- Task requirements: Copy out all the entries word for word.

+--

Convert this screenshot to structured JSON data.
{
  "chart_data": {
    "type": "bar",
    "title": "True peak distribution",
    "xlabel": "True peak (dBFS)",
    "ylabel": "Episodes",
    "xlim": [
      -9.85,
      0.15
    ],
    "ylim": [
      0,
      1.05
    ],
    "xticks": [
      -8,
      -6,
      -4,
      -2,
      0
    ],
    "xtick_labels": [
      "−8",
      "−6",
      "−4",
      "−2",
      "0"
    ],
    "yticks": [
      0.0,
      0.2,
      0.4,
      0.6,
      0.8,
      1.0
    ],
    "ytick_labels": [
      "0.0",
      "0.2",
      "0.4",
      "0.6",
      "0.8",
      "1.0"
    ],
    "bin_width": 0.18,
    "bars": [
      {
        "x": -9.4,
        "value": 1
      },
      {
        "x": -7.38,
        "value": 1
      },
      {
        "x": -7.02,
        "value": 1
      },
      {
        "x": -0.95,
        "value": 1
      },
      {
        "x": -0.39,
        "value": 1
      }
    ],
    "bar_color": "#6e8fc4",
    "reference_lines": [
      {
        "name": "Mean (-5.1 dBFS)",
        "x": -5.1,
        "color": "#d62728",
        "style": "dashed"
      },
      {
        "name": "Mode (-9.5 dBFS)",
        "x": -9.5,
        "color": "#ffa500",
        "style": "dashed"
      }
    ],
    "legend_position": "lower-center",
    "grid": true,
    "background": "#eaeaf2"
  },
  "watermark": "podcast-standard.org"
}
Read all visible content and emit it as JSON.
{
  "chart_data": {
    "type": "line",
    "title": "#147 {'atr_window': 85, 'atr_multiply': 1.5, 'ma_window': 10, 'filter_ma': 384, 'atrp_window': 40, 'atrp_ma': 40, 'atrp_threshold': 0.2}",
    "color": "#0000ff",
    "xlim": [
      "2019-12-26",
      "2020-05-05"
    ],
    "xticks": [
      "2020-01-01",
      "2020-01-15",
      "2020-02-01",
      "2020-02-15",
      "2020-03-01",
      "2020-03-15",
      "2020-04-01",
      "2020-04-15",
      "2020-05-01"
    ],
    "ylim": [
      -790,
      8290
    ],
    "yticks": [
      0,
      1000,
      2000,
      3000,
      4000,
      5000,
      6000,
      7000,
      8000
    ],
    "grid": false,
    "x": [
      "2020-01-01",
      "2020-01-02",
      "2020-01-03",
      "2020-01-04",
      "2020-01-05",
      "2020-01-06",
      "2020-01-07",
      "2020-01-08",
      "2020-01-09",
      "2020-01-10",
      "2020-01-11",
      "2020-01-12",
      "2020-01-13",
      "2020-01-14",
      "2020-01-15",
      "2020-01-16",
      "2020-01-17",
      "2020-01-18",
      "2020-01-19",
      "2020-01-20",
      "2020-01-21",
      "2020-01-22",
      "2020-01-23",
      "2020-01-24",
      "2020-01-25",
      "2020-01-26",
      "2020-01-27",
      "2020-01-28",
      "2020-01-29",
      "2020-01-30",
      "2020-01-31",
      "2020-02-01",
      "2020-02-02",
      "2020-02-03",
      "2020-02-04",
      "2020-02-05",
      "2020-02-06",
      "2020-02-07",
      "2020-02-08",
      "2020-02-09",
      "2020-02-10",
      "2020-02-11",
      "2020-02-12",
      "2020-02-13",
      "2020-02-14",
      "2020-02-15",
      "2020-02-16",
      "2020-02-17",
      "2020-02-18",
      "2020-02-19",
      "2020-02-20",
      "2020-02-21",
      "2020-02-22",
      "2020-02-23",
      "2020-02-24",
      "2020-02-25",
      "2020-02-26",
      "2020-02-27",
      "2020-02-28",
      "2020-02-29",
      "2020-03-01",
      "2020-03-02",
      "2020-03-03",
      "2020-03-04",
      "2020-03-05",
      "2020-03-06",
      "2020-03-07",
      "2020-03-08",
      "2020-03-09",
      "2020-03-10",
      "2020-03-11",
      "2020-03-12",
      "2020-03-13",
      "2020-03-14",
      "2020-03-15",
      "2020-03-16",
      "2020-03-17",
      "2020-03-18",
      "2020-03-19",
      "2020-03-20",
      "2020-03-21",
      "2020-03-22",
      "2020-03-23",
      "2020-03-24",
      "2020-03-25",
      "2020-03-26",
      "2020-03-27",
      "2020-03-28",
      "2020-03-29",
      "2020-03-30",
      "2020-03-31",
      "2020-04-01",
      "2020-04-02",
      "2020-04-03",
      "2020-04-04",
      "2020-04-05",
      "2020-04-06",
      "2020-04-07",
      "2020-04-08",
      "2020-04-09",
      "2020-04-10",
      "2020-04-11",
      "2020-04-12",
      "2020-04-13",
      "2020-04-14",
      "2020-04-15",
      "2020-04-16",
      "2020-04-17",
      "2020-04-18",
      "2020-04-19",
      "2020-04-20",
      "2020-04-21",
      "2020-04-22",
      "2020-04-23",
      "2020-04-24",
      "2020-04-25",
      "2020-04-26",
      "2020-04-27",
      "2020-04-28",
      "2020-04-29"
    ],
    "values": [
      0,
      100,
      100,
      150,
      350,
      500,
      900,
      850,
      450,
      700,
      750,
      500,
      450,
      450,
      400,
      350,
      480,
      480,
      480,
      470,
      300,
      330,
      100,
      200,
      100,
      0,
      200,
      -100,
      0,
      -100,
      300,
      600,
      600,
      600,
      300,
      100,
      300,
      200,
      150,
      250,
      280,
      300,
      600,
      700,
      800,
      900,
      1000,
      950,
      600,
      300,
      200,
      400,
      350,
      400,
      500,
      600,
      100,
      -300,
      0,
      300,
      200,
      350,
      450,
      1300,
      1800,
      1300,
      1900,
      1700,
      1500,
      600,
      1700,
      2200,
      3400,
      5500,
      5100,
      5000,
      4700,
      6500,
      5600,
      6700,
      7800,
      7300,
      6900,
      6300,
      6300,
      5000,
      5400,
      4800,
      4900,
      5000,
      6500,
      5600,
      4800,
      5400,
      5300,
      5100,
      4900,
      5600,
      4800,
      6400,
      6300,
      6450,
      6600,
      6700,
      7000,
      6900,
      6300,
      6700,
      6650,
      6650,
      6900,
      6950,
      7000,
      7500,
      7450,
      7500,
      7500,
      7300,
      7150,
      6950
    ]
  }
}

+--

- Solved exercise:
Convert this screenshot to structured JSON data.
{
  "chart_data": {
    "type": "bar",
    "title": "True peak distribution",
    "xlabel": "True peak (dBFS)",
    "ylabel": "Episodes",
    "xlim": [
      -9.85,
      0.15
    ],
    "ylim": [
      0,
      1.05
    ],
    "xticks": [
      -8,
      -6,
      -4,
      -2,
      0
    ],
    "xtick_labels": [
      "−8",
      "−6",
      "−4",
      "−2",
      "0"
    ],
    "yticks": [
      0.0,
      0.2,
      0.4,
      0.6,
      0.8,
      1.0
    ],
    "ytick_labels": [
      "0.0",
      "0.2",
      "0.4",
      "0.6",
      "0.8",
      "1.0"
    ],
    "bin_width": 0.18,
    "bars": [
      {
        "x": -9.4,
        "value": 1
      },
      {
        "x": -7.38,
        "value": 1
      },
      {
        "x": -7.02,
        "value": 1
      },
      {
        "x": -0.95,
        "value": 1
      },
      {
        "x": -0.39,
        "value": 1
      }
    ],
    "bar_color": "#6e8fc4",
    "reference_lines": [
      {
        "name": "Mean (-5.1 dBFS)",
        "x": -5.1,
        "color": "#d62728",
        "style": "dashed"
      },
      {
        "name": "Mode (-9.5 dBFS)",
        "x": -9.5,
        "color": "#ffa500",
        "style": "dashed"
      }
    ],
    "legend_position": "lower-center",
    "grid": true,
    "background": "#eaeaf2"
  },
  "watermark": "podcast-standard.org"
}
Read all visible content and emit it as JSON.
{
  "chart_data": {
    "type": "line",
    "title": "#147 {'atr_window': 85, 'atr_multiply': 1.5, 'ma_window': 10, 'filter_ma': 384, 'atrp_window': 40, 'atrp_ma': 40, 'atrp_threshold': 0.2}",
    "color": "#0000ff",
    "xlim": [
      "2019-12-26",
      "2020-05-05"
    ],
    "xticks": [
      "2020-01-01",
      "2020-01-15",
      "2020-02-01",
      "2020-02-15",
      "2020-03-01",
      "2020-03-15",
      "2020-04-01",
      "2020-04-15",
      "2020-05-01"
    ],
    "ylim": [
      -790,
      8290
    ],
    "yticks": [
      0,
      1000,
      2000,
      3000,
      4000,
      5000,
      6000,
      7000,
      8000
    ],
    "grid": false,
    "x": [
      "2020-01-01",
      "2020-01-02",
      "2020-01-03",
      "2020-01-04",
      "2020-01-05",
      "2020-01-06",
      "2020-01-07",
      "2020-01-08",
      "2020-01-09",
      "2020-01-10",
      "2020-01-11",
      "2020-01-12",
      "2020-01-13",
      "2020-01-14",
      "2020-01-15",
      "2020-01-16",
      "2020-01-17",
      "2020-01-18",
      "2020-01-19",
      "2020-01-20",
      "2020-01-21",
      "2020-01-22",
      "2020-01-23",
      "2020-01-24",
      "2020-01-25",
      "2020-01-26",
      "2020-01-27",
      "2020-01-28",
      "2020-01-29",
      "2020-01-30",
      "2020-01-31",
      "2020-02-01",
      "2020-02-02",
      "2020-02-03",
      "2020-02-04",
      "2020-02-05",
      "2020-02-06",
      "2020-02-07",
      "2020-02-08",
      "2020-02-09",
      "2020-02-10",
      "2020-02-11",
      "2020-02-12",
      "2020-02-13",
      "2020-02-14",
      "2020-02-15",
      "2020-02-16",
      "2020-02-17",
      "2020-02-18",
      "2020-02-19",
      "2020-02-20",
      "2020-02-21",
      "2020-02-22",
      "2020-02-23",
      "2020-02-24",
      "2020-02-25",
      "2020-02-26",
      "2020-02-27",
      "2020-02-28",
      "2020-02-29",
      "2020-03-01",
      "2020-03-02",
      "2020-03-03",
      "2020-03-04",
      "2020-03-05",
      "2020-03-06",
      "2020-03-07",
      "2020-03-08",
      "2020-03-09",
      "2020-03-10",
      "2020-03-11",
      "2020-03-12",
      "2020-03-13",
      "2020-03-14",
      "2020-03-15",
      "2020-03-16",
      "2020-03-17",
      "2020-03-18",
      "2020-03-19",
      "2020-03-20",
      "2020-03-21",
      "2020-03-22",
      "2020-03-23",
      "2020-03-24",
      "2020-03-25",
      "2020-03-26",
      "2020-03-27",
      "2020-03-28",
      "2020-03-29",
      "2020-03-30",
      "2020-03-31",
      "2020-04-01",
      "2020-04-02",
      "2020-04-03",
      "2020-04-04",
      "2020-04-05",
      "2020-04-06",
      "2020-04-07",
      "2020-04-08",
      "2020-04-09",
      "2020-04-10",
      "2020-04-11",
      "2020-04-12",
      "2020-04-13",
      "2020-04-14",
      "2020-04-15",
      "2020-04-16",
      "2020-04-17",
      "2020-04-18",
      "2020-04-19",
      "2020-04-20",
      "2020-04-21",
      "2020-04-22",
      "2020-04-23",
      "2020-04-24",
      "2020-04-25",
      "2020-04-26",
      "2020-04-27",
      "2020-04-28",
      "2020-04-29"
    ],
    "values": [
      0,
      100,
      100,
      150,
      350,
      500,
      900,
      850,
      450,
      700,
      750,
      500,
      450,
      450,
      400,
      350,
      480,
      480,
      480,
      470,
      300,
      330,
      100,
      200,
      100,
      0,
      200,
      -100,
      0,
      -100,
      300,
      600,
      600,
      600,
      300,
      100,
      300,
      200,
      150,
      250,
      280,
      300,
      600,
      700,
      800,
      900,
      1000,
      950,
      600,
      300,
      200,
      400,
      350,
      400,
      500,
      600,
      100,
      -300,
      0,
      300,
      200,
      350,
      450,
      1300,
      1800,
      1300,
      1900,
      1700,
      1500,
      600,
      1700,
      2200,
      3400,
      5500,
      5100,
      5000,
      4700,
      6500,
      5600,
      6700,
      7800,
      7300,
      6900,
      6300,
      6300,
      5000,
      5400,
      4800,
      4900,
      5000,
      6500,
      5600,
      4800,
      5400,
      5300,
      5100,
      4900,
      5600,
      4800,
      6400,
      6300,
      6450,
      6600,
      6700,
      7000,
      6900,
      6300,
      6700,
      6650,
      6650,
      6900,
      6950,
      7000,
      7500,
      7450,
      7500,
      7500,
      7300,
      7150,
      6950
    ]
  }
}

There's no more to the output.